-------- Data provided
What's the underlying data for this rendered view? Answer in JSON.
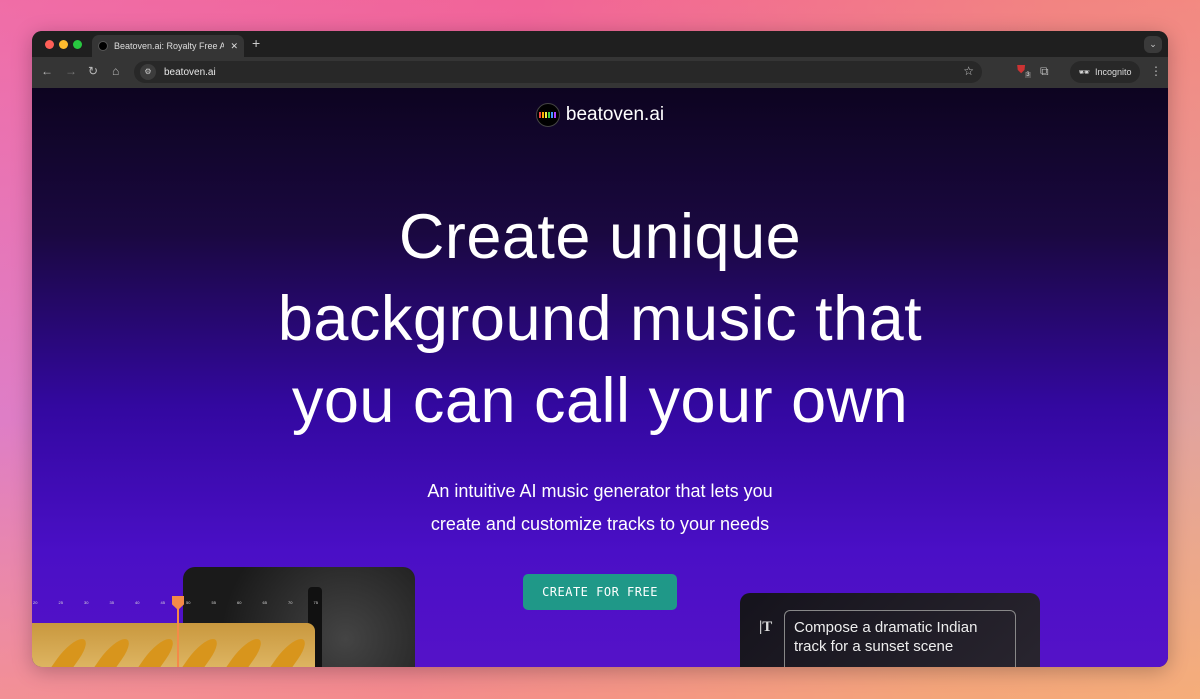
{
  "browser": {
    "tab_title": "Beatoven.ai: Royalty Free AI M",
    "url": "beatoven.ai",
    "incognito_label": "Incognito",
    "extension_badge": "3"
  },
  "page": {
    "brand": "beatoven.ai",
    "headline_lines": [
      "Create unique",
      "background music that",
      "you can call your own"
    ],
    "subtitle_lines": [
      "An intuitive AI music generator that lets you",
      "create and customize tracks to your needs"
    ],
    "cta_label": "CREATE FOR FREE",
    "ruler_ticks": [
      "20",
      "25",
      "30",
      "35",
      "40",
      "45",
      "50",
      "55",
      "60",
      "65",
      "70",
      "75"
    ],
    "prompt_text": "Compose a dramatic Indian track for a sunset scene",
    "prompt_icon": "text-cursor-T"
  },
  "colors": {
    "cta": "#1f9888",
    "playhead": "#f48a48",
    "track": "#d8a848"
  }
}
----------------
Aim of the task – Every line above should be returned word for word, with the pictures left behind.

Result –
What's the underlying data for this rendered view? Answer in JSON.
{
  "browser": {
    "tab_title": "Beatoven.ai: Royalty Free AI M",
    "url": "beatoven.ai",
    "incognito_label": "Incognito",
    "extension_badge": "3"
  },
  "page": {
    "brand": "beatoven.ai",
    "headline_lines": [
      "Create unique",
      "background music that",
      "you can call your own"
    ],
    "subtitle_lines": [
      "An intuitive AI music generator that lets you",
      "create and customize tracks to your needs"
    ],
    "cta_label": "CREATE FOR FREE",
    "ruler_ticks": [
      "20",
      "25",
      "30",
      "35",
      "40",
      "45",
      "50",
      "55",
      "60",
      "65",
      "70",
      "75"
    ],
    "prompt_text": "Compose a dramatic Indian track for a sunset scene",
    "prompt_icon": "text-cursor-T"
  },
  "colors": {
    "cta": "#1f9888",
    "playhead": "#f48a48",
    "track": "#d8a848"
  }
}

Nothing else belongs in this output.